**WHAT NEEDS TO BE DONE:**
Determine how many lines of the listing contain the string "section", matching case exactly, and reply with that number alone.

[Extracted records]
:::::

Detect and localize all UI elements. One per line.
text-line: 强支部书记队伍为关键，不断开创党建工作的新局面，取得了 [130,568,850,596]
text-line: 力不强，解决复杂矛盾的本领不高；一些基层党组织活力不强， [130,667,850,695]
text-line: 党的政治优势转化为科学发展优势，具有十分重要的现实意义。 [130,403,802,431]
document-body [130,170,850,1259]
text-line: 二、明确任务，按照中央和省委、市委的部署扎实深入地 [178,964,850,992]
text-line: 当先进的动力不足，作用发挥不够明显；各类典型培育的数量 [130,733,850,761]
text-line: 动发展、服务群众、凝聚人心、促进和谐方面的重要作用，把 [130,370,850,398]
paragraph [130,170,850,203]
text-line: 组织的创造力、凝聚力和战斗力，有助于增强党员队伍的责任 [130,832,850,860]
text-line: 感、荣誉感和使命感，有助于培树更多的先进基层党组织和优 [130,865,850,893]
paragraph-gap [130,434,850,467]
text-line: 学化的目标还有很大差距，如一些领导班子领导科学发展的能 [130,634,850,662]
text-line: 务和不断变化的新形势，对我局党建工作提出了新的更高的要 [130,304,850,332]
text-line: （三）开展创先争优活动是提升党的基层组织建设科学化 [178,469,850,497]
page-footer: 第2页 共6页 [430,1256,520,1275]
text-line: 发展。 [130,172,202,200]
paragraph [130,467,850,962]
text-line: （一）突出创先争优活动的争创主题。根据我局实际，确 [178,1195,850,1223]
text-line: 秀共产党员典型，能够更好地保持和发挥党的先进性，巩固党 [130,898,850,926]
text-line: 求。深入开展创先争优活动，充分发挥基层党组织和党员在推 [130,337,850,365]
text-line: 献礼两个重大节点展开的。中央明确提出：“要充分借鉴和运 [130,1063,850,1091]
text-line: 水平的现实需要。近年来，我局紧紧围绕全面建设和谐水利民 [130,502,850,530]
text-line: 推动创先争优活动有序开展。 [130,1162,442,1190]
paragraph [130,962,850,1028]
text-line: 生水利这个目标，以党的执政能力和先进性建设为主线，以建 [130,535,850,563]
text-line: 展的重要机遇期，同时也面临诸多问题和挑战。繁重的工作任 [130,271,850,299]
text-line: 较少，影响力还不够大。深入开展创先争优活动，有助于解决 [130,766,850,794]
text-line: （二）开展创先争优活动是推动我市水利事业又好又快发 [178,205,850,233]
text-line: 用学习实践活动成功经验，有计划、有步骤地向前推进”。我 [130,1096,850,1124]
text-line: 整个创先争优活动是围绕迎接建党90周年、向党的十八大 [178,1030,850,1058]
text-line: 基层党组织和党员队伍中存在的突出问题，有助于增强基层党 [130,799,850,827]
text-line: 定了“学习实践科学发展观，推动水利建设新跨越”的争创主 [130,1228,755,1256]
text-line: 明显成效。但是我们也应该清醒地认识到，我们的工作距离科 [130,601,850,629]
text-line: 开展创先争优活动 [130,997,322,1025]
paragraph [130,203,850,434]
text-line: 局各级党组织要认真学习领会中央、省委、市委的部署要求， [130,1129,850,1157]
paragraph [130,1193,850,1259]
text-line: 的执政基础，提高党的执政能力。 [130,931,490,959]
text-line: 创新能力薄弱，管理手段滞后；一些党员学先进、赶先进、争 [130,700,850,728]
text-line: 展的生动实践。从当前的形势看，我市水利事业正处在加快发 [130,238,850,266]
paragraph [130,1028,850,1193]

:::::

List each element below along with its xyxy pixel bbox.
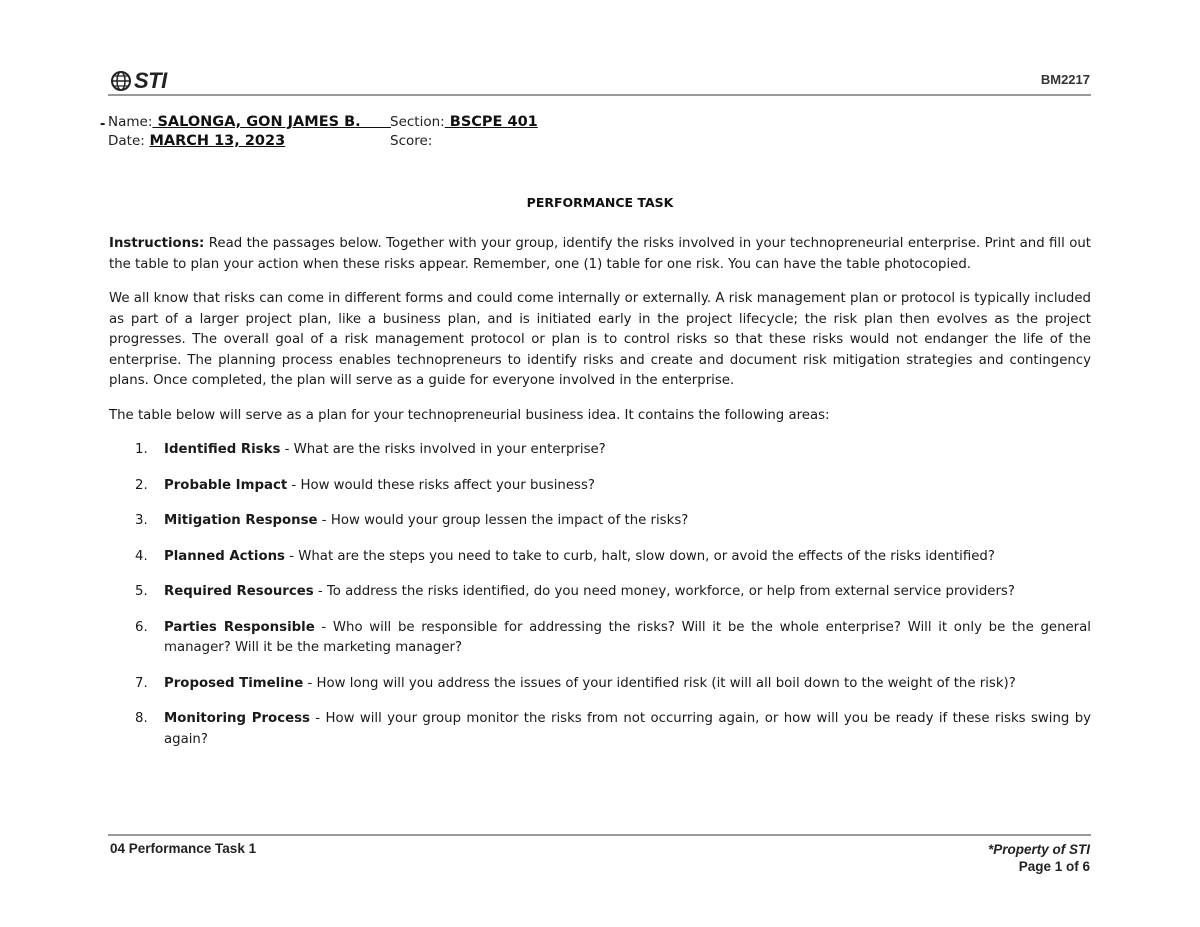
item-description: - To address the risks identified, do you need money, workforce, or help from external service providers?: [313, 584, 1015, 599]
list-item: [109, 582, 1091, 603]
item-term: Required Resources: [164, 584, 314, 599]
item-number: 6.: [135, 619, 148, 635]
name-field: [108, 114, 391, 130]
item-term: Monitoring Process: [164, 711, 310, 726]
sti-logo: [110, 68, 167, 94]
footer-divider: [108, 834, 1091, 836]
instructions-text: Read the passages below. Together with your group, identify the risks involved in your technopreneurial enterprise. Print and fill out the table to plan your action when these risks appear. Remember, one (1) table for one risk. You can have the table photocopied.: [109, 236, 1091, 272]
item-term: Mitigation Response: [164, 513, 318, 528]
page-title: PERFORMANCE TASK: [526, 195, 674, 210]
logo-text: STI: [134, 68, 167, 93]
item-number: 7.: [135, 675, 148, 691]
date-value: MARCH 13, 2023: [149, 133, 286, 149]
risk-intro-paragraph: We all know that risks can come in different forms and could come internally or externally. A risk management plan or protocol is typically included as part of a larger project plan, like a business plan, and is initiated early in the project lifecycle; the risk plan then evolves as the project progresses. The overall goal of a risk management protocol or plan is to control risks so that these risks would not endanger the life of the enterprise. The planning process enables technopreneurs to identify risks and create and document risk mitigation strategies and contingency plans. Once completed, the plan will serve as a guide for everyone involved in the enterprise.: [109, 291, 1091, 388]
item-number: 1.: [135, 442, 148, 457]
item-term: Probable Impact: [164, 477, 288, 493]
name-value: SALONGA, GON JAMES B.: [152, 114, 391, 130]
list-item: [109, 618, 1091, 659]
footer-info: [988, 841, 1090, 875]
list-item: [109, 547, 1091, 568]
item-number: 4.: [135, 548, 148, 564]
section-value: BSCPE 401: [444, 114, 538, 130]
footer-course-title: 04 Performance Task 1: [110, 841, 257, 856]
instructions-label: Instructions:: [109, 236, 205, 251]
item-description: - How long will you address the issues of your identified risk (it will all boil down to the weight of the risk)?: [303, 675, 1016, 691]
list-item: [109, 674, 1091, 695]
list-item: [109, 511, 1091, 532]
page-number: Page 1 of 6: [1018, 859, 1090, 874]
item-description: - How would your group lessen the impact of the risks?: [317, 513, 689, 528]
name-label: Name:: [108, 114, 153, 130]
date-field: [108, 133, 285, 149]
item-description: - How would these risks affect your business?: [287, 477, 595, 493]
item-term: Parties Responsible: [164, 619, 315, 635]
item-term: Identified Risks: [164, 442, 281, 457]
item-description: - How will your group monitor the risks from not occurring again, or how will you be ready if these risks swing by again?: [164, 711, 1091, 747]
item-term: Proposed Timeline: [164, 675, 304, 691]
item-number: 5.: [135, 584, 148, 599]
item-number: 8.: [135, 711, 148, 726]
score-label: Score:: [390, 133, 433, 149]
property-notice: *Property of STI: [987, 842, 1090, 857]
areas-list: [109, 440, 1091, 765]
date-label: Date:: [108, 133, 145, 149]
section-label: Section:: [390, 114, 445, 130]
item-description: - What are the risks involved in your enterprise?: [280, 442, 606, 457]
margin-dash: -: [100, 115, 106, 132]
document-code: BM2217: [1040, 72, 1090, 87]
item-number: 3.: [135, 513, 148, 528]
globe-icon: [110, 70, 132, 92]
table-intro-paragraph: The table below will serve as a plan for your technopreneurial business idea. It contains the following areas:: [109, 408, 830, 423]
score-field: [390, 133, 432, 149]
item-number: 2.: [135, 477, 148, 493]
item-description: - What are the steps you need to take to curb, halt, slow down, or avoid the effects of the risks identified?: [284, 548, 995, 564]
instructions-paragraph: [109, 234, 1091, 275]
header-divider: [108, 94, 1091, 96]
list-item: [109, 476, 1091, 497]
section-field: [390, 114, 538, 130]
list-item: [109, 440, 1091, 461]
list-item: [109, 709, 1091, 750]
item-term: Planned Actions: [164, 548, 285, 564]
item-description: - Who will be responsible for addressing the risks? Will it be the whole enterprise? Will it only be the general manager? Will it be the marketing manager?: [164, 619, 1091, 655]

:::::

**FINISHED EXERCISE:**
3